Task statement —
Only the number is needed: how many lines contain the word "text"?

Stored records —
* * *
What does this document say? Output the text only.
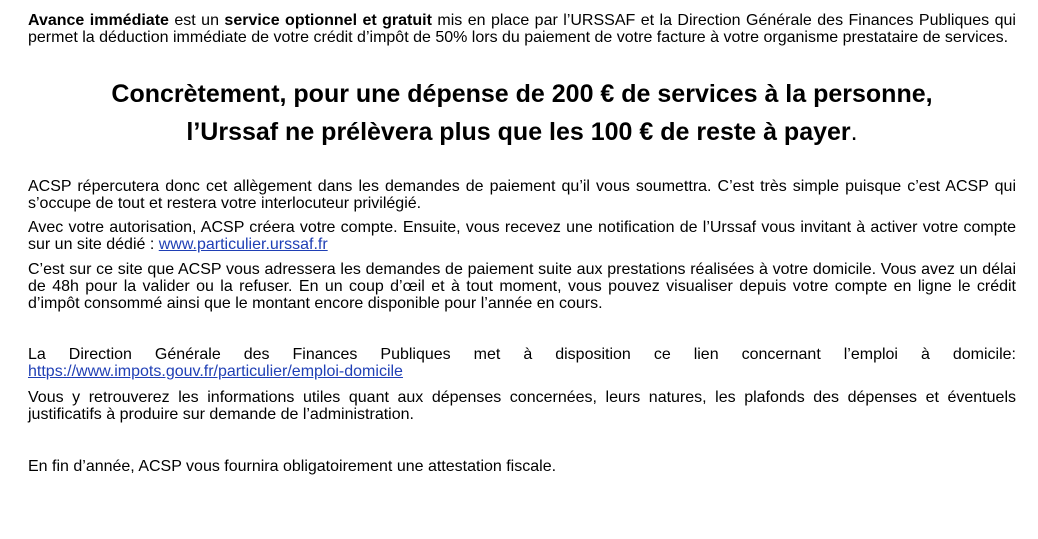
Avance immédiate est un service optionnel et gratuit mis en place par l’URSSAF et la Direction Générale des Finances Publiques qui permet la déduction immédiate de votre crédit d’impôt de 50% lors du paiement de votre facture à votre organisme prestataire de services.

Concrètement, pour une dépense de 200 € de services à la personne,
l’Urssaf ne prélèvera plus que les 100 € de reste à payer.

ACSP répercutera donc cet allègement dans les demandes de paiement qu’il vous soumettra. C’est très simple puisque c’est ACSP qui s’occupe de tout et restera votre interlocuteur privilégié.

Avec votre autorisation, ACSP créera votre compte. Ensuite, vous recevez une notification de l’Urssaf vous invitant à activer votre compte sur un site dédié : www.particulier.urssaf.fr

C’est sur ce site que ACSP vous adressera les demandes de paiement suite aux prestations réalisées à votre domicile. Vous avez un délai de 48h pour la valider ou la refuser. En un coup d’œil et à tout moment, vous pouvez visualiser depuis votre compte en ligne le crédit d’impôt consommé ainsi que le montant encore disponible pour l’année en cours.

La Direction Générale des Finances Publiques met à disposition ce lien concernant l’emploi à domicile: https://www.impots.gouv.fr/particulier/emploi-domicile

Vous y retrouverez les informations utiles quant aux dépenses concernées, leurs natures, les plafonds des dépenses et éventuels justificatifs à produire sur demande de l’administration.

En fin d’année, ACSP vous fournira obligatoirement une attestation fiscale.
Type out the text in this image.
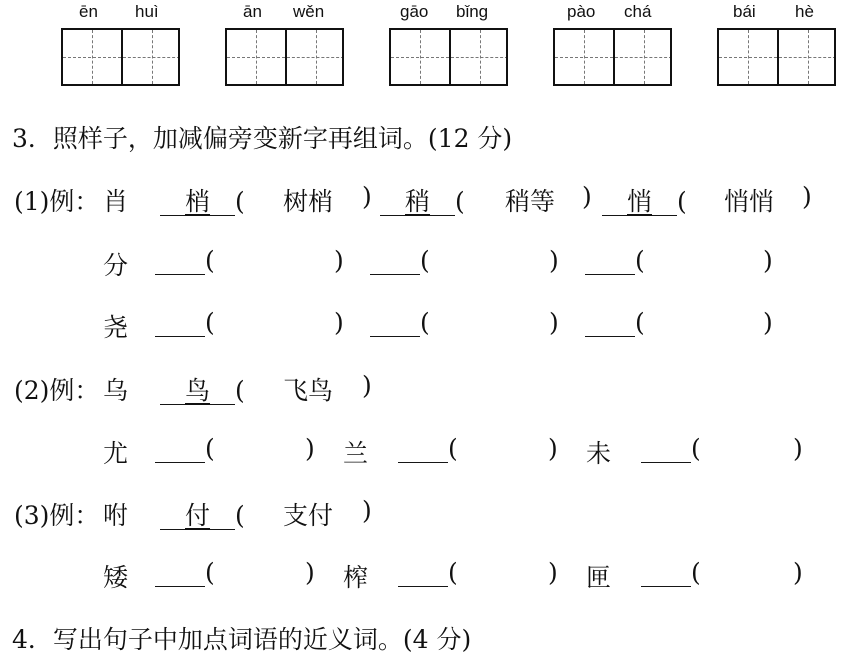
ēn huì	ān wěn	gāo bǐng	pào chá	bái hè
3．照样子，加减偏旁变新字再组词。(12 分)
(1)例： 肖 __梢__( 树梢 ) __稍__( 稍等 ) __悄__( 悄悄 )
分 ____(	) ____(	) ____(	)
尧 ____(	) ____(	) ____(	)
(2)例： 乌 __鸟__( 飞鸟 )
尤 ____(	) 兰 ____(	) 未 ____(	)
(3)例： 咐 __付__( 支付 )
矮 ____(	) 榨 ____(	) 匣 ____(	)
4．写出句子中加点词语的近义词。(4 分)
* * *
Answer to the task —
2